Material shown:
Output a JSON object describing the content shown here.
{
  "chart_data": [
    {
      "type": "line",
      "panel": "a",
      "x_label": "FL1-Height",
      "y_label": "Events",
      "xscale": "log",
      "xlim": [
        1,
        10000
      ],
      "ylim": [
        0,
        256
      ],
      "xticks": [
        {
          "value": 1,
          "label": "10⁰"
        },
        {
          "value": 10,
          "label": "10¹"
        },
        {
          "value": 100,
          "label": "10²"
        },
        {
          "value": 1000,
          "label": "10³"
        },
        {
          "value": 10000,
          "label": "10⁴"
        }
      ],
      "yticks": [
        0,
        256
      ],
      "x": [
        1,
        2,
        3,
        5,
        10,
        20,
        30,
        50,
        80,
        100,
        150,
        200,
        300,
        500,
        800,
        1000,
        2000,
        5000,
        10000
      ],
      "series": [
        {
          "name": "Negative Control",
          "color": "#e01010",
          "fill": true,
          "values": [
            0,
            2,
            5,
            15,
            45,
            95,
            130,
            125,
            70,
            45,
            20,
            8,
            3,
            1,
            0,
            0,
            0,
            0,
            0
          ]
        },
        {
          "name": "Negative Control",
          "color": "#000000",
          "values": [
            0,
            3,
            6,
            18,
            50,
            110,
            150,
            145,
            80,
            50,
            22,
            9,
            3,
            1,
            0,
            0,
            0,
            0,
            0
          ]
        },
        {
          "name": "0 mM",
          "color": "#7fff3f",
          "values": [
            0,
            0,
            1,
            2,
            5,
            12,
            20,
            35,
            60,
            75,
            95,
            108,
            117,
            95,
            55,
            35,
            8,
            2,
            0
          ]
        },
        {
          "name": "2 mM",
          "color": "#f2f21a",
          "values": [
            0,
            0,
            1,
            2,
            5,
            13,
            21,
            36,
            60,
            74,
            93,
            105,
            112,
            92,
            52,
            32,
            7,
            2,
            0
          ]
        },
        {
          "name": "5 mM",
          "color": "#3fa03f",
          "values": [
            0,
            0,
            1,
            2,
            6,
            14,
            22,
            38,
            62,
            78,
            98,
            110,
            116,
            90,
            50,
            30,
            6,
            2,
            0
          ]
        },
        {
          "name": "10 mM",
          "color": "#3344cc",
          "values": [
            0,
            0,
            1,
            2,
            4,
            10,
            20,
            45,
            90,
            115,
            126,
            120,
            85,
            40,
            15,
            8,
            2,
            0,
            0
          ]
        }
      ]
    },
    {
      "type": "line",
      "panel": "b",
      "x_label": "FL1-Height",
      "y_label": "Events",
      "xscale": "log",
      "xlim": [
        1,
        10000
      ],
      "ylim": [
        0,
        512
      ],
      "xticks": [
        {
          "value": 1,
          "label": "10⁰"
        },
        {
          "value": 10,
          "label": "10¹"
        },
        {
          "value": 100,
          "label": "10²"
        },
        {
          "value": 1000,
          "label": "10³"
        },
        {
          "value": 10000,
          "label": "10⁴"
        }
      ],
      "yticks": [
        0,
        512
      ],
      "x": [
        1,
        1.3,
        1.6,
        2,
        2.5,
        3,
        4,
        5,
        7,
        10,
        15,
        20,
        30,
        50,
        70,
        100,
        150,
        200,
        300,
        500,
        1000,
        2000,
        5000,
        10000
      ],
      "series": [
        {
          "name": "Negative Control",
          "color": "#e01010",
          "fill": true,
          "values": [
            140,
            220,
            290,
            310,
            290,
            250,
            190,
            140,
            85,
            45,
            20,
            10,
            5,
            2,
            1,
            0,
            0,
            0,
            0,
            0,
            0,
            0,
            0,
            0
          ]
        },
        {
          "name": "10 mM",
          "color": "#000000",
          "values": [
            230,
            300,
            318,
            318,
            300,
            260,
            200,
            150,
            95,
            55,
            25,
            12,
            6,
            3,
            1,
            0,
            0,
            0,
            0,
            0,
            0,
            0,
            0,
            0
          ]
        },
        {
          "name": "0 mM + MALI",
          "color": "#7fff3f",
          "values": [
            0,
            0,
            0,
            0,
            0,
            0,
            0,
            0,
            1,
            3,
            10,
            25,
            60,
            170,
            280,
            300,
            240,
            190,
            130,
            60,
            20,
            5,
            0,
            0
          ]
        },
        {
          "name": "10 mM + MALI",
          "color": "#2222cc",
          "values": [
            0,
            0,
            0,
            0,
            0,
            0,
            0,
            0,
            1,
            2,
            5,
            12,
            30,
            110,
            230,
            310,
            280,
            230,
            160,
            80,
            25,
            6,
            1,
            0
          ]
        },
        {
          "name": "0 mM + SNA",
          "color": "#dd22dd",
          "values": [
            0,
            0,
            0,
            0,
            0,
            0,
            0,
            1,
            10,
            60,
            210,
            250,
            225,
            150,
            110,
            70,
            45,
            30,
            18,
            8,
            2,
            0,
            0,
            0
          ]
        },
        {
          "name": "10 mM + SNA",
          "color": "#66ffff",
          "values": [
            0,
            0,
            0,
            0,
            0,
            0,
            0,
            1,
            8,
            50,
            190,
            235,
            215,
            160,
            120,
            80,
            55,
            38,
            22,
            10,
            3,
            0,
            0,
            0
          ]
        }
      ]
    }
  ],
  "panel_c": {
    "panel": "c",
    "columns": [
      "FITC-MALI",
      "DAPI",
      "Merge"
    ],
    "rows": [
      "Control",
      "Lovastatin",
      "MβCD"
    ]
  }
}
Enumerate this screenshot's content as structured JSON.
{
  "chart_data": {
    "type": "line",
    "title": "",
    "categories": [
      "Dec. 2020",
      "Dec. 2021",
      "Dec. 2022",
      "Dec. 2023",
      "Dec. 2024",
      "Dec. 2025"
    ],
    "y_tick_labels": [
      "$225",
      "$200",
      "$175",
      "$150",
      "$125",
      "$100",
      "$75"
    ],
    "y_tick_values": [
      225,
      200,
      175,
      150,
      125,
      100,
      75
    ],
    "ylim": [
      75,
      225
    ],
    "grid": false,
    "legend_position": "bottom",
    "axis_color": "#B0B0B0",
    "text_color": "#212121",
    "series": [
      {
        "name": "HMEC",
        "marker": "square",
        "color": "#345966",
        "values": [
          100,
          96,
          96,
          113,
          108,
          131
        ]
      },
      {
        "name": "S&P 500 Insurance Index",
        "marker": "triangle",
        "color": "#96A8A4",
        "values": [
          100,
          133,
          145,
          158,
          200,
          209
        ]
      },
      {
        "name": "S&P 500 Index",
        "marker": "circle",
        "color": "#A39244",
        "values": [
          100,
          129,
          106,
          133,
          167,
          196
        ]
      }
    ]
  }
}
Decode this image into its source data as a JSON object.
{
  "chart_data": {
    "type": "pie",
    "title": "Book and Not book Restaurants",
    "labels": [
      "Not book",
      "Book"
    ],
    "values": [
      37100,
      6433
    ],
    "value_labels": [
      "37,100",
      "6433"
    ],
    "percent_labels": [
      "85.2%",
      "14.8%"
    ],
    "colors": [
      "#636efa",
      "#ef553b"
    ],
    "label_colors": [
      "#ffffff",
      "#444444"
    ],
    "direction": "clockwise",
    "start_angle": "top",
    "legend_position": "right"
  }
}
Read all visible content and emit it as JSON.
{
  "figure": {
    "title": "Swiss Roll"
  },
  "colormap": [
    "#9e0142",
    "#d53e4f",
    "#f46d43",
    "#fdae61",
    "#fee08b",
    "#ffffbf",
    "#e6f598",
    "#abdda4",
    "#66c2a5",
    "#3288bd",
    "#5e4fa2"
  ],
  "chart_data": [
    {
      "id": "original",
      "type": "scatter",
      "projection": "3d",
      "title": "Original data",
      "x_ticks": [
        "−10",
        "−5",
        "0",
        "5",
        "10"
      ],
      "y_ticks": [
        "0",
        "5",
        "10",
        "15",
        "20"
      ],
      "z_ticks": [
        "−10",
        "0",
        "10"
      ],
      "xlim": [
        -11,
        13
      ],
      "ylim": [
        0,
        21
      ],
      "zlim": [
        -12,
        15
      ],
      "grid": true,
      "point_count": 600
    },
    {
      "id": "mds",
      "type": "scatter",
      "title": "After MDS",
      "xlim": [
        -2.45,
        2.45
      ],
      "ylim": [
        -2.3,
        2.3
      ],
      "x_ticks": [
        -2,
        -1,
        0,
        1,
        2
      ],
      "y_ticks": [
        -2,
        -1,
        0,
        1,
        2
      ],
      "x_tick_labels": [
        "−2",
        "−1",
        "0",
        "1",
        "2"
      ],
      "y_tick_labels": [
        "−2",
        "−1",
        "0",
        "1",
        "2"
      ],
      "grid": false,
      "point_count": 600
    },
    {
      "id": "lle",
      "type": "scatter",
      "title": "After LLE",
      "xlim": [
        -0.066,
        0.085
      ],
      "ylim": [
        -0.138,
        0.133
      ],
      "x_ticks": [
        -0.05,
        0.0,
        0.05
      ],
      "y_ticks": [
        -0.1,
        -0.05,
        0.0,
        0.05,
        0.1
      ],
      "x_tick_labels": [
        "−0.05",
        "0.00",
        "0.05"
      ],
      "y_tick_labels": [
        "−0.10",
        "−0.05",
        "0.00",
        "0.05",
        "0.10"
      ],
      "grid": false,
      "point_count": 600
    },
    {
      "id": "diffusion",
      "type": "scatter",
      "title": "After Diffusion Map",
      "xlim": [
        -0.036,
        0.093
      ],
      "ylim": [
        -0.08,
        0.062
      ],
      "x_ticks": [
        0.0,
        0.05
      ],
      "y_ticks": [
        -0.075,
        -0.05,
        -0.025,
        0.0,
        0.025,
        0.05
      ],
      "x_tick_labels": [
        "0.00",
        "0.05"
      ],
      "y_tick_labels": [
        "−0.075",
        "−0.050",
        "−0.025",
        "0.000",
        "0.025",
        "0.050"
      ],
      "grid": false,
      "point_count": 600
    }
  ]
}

Description of the task:
Gather up every line from the listing above in which the word "title" occurs.

The reply:
    "title": "",
    "title": "Book and Not book Restaurants",
    "title": "Swiss Roll"
      "title": "Original data",
      "title": "After MDS",
      "title": "After LLE",
      "title": "After Diffusion Map",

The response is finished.